Collect the lines of the entries where "lebih" shows up.

— Begin RECORDS PROVIDED —

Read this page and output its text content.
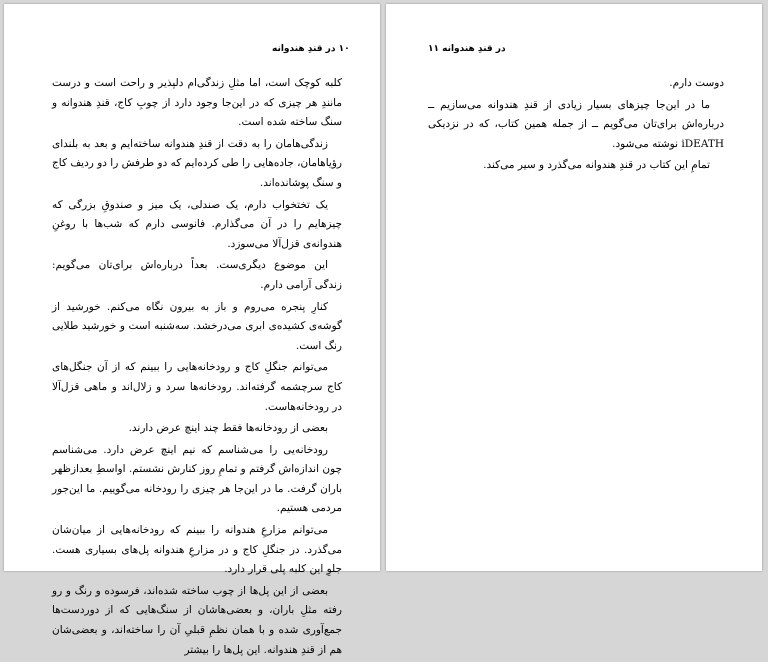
۱۰ در قندِ هندوانه

کلبه کوچک است، اما مثلِ زندگی‌ام دلپذیر و راحت است و درست مانندِ هر چیزی که در این‌جا وجود دارد از چوبِ کاج، قندِ هندوانه و سنگ ساخته شده است.

زندگی‌هامان را به دقت از قندِ هندوانه ساخته‌ایم و بعد به بلندای رؤیاهامان، جاده‌هایی را طی کرده‌ایم که دو طرفش را دو ردیف کاج و سنگ پوشانده‌اند.

یک تختخواب دارم، یک صندلی، یک میز و صندوقِ بزرگی که چیزهایم را در آن می‌گذارم. فانوسی دارم که شب‌ها با روغنِ هندوانه‌ی قزل‌آلا می‌سوزد.

این موضوع دیگری‌ست. بعداً درباره‌اش برای‌تان می‌گویم: زندگی آرامی دارم.

کنارِ پنجره می‌روم و باز به بیرون نگاه می‌کنم. خورشید از گوشه‌ی کشیده‌ی ابری می‌درخشد. سه‌شنبه است و خورشید طلایی رنگ است.

می‌توانم جنگلِ کاج و رودخانه‌هایی را ببینم که از آن جنگل‌های کاج سرچشمه گرفته‌اند. رودخانه‌ها سرد و زلال‌اند و ماهی قزل‌آلا در رودخانه‌هاست.

بعضی از رودخانه‌ها فقط چند اینچ عرض دارند.

رودخانه‌یی را می‌شناسم که نیم اینچ عرض دارد. می‌شناسم چون اندازه‌اش گرفتم و تمامِ روز کنارش نشستم. اواسطِ بعدازظهر باران گرفت. ما در این‌جا هر چیزی را رودخانه می‌گوییم. ما این‌جور مردمی هستیم.

می‌توانم مزارعِ هندوانه را ببینم که رودخانه‌هایی از میان‌شان می‌گذرد. در جنگلِ کاج و در مزارعِ هندوانه پل‌های بسیاری هست. جلوِ این کلبه پلی قرار دارد.

بعضی از این پل‌ها از چوب ساخته شده‌اند، فرسوده و رنگ و رو رفته مثلِ باران، و بعضی‌هاشان از سنگ‌هایی که از دوردست‌ها جمع‌آوری شده و با همان نظمِ قبلیِ آن را ساخته‌اند، و بعضی‌شان هم از قندِ هندوانه. این پل‌ها را بیشتر

در قندِ هندوانه ۱۱

دوست دارم.

ما در این‌جا چیزهای بسیار زیادی از قندِ هندوانه می‌سازیم ــ درباره‌اش برای‌تان می‌گویم ــ از جمله همین کتاب، که در نزدیکی iDEATH نوشته می‌شود.

تمامِ این کتاب در قندِ هندوانه می‌گذرد و سیر می‌کند.
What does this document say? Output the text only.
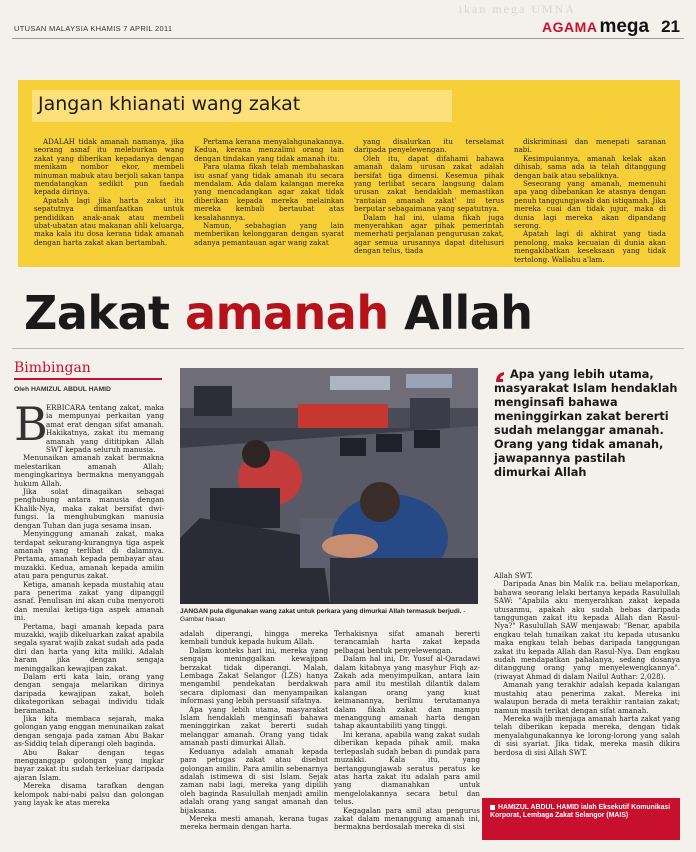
ikan mega UMNA
UTUSAN MALAYSIA KHAMIS 7 APRIL 2011	AGAMA mega 21
Jangan khianati wang zakat

ADALAH tidak amanah namanya, jika seorang asnaf itu meleburkan wang zakat yang diberikan kepadanya dengan menikam nombor ekor, membeli minuman mabuk atau berjoli sakan tanpa mendatangkan sedikit pun faedah kepada dirinya.

Apatah lagi jika harta zakat itu sepatutnya dimanfaatkan untuk pendidikan anak-anak atau membeli ubat-ubatan atau makanan ahli keluarga, maka kala itu dosa kerana tidak amanah dengan harta zakat akan bertambah.

Pertama kerana menyalahgunakannya. Kedua, kerana menzalimi orang lain dengan tindakan yang tidak amanah itu.

Para ulama fikah telah membahaskan isu asnaf yang tidak amanah itu secara mendalam. Ada dalam kalangan mereka yang mencadangkan agar zakat tidak diberikan kepada mereka melainkan mereka kembali bertaubat atas kesalahannya.

Namun, sebahagian yang lain memberikan kelonggaran dengan syarat adanya pemantauan agar wang zakat

yang disalurkan itu terselamat daripada penyelewengan.

Oleh itu, dapat difahami bahawa amanah dalam urusan zakat adalah bersifat tiga dimensi. Kesemua pihak yang terlibat secara langsung dalam urusan zakat hendaklah memastikan 'rantaian amanah zakat' ini terus berputar sebagaimana yang sepatutnya.

Dalam hal ini, ulama fikah juga menyerahkan agar pihak pemerintah memerhati perjalanan pengurusan zakat, agar semua urusannya dapat ditelusuri dengan telus, tiada

diskriminasi dan menepati saranan nabi.

Kesimpulannya, amanah kelak akan dihisab, sama ada ia telah ditanggung dengan baik atau sebaliknya.

Seseorang yang amanah, memenuhi apa yang dibebankan ke atasnya dengan penuh tanggungjawab dan istiqamah. Jika mereka cuai dan tidak jujur, maka di dunia lagi mereka akan dipandang serong.

Apatah lagi di akhirat yang tiada penolong, maka kecuaian di dunia akan mengakibatkan keseksaan yang tidak tertolong. Wallahu a'lam.

Zakat amanah Allah
Bimbingan
Oleh HAMIZUL ABDUL HAMID
B

ERBICARA tentang zakat, maka ia mempunyai perkaitan yang amat erat dengan sifat amanah. Hakikatnya, zakat itu memang amanah yang dititipkan Allah SWT kepada seluruh manusia.

Menunaikan amanah zakat bermakna melestarikan amanah Allah; mengingkarinya bermakna menyanggah hukum Allah.

Jika solat dinagaikan sebagai penghubung antara manusia dengan Khalik-Nya, maka zakat bersifat dwi-fungsi. Ia menghubungkan manusia dengan Tuhan dan juga sesama insan.

Menyinggung amanah zakat, maka terdapat sekurang-kurangnya tiga aspek amanah yang terlibat di dalamnya. Pertama, amanah kepada pembayar atau muzakki. Kedua, amanah kepada amilin atau para pengurus zakat.

Ketiga, amanah kepada mustahiq atau para penerima zakat yang dipanggil asnaf. Penulisan ini akan cuba menyoroti dan menilai ketiga-tiga aspek amanah ini.

Pertama, bagi amanah kepada para muzakki, wajib dikeluarkan zakat apabila segala syarat wajib zakat sudah ada pada diri dan harta yang kita miliki. Adalah haram jika dengan sengaja meninggalkan kewajipan zakat.

Dalam erti kata lain, orang yang dengan sengaja melarikan dirinya daripada kewajipan zakat, boleh dikategorikan sebagai individu tidak beramanah.

Jika kita membaca sejarah, maka golongan yang enggan menunaikan zakat dengan sengaja pada zaman Abu Bakar as-Siddiq telah diperangi oleh baginda.

Abu Bakar dengan tegas mengganggap golongan yang ingkar bayar zakat itu sudah terkeluar daripada ajaran Islam.

Mereka disama tarafkan dengan kelompok nabi-nabi palsu dan golongan yang layak ke atas mereka

JANGAN pula digunakan wang zakat untuk perkara yang dimurkai Allah termasuk berjudi. - Gambar hiasan

adalah diperangi, hingga mereka kembali tunduk kepada hukum Allah.

Dalam konteks hari ini, mereka yang sengaja meninggalkan kewajipan berzakat tidak diperangi. Malah, Lembaga Zakat Selangor (LZS) hanya mengambil pendekatan berdakwah secara diplomasi dan menyampaikan informasi yang lebih persuasif sifatnya.

Apa yang lebih utama, masyarakat Islam hendaklah menginsafi bahawa meninggirkan zakat bererti sudah melanggar amanah. Orang yang tidak amanah pasti dimurkai Allah.

Keduanya adalah amanah kepada para petugas zakat atau disebut golongan amilin. Para amilin sebenarnya adalah istimewa di sisi Islam. Sejak zaman nabi lagi, mereka yang dipilih oleh baginda Rasulullah menjadi amilin adalah orang yang sangat amanah dan bijaksana.

Mereka mesti amanah, kerana tugas mereka bermain dengan harta.

Terhakisnya sifat amanah bererti terancamlah harta zakat kepada pelbagai bentuk penyelewengan.

Dalam hal ini, Dr. Yusuf al-Qaradawi dalam kitabnya yang masyhur Fiqh az-Zakah ada menyimpulkan, antara lain para amil itu mestilah dilantik dalam kalangan orang yang kuat keimanannya, berilmu terutamanya dalam fikah zakat dan mampu menanggung amanah harta dengan tahap akauntabiliti yang tinggi.

Ini kerana, apabila wang zakat sudah diberikan kepada pihak amil, maka terlepaslah sudah beban di pundak para muzakki. Kala itu, yang bertanggungjawab seratus peratus ke atas harta zakat itu adalah para amil yang diamanahkan untuk mengelolakannya secara betul dan telus.

Kegagalan para amil atau pengurus zakat dalam menanggung amanah ini, bermakna berdosalah mereka di sisi

Apa yang lebih utama, masyarakat Islam hendaklah menginsafi bahawa meninggirkan zakat bererti sudah melanggar amanah. Orang yang tidak amanah, jawapannya pastilah dimurkai Allah

Allah SWT.

Daripada Anas bin Malik r.a. beliau melaporkan, bahawa seorang lelaki bertanya kepada Rasulullah SAW: "Apabila aku menyerahkan zakat kepada utusanmu, apakah aku sudah bebas daripada tanggungan zakat itu kepada Allah dan Rasul-Nya?" Rasulullah SAW menjawab: "Benar, apabila engkau telah tunaikan zakat itu kepada utusanku maka engkau telah bebas daripada tanggungan zakat itu kepada Allah dan Rasul-Nya. Dan engkau sudah mendapatkan pahalanya, sedang dosanya ditanggung orang yang menyelewengkannya". (riwayat Ahmad di dalam Nailul Authar: 2,028).

Amanah yang terakhir adalah kepada kalangan mustahiq atau penerima zakat. Mereka ini walaupun berada di meta terakhir rantaian zakat; namun masih terikat dengan sifat amanah.

Mereka wajib menjaga amanah harta zakat yang telah diberikan kepada mereka, dengan tidak menyalahgunakannya ke lorong-lorong yang salah di sisi syariat. Jika tidak, mereka masih dikira berdosa di sisi Allah SWT.

HAMIZUL ABDUL HAMID ialah Eksekutif Komunikasi Korporat, Lembaga Zakat Selangor (MAIS)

— End RECORDS PROVIDED —

**TASK RESULT**
Dalam konteks hari ini, mereka yang sengaja meninggalkan kewajipan berzakat tidak diperangi. Malah, Lembaga Zakat Selangor (LZS) hanya mengambil pendekatan berdakwah secara diplomasi dan menyampaikan informasi yang lebih persuasif sifatnya.
Apa yang lebih utama, masyarakat Islam hendaklah menginsafi bahawa meninggirkan zakat bererti sudah melanggar amanah. Orang yang tidak amanah pasti dimurkai Allah.
Apa yang lebih utama, masyarakat Islam hendaklah menginsafi bahawa meninggirkan zakat bererti sudah melanggar amanah. Orang yang tidak amanah, jawapannya pastilah dimurkai Allah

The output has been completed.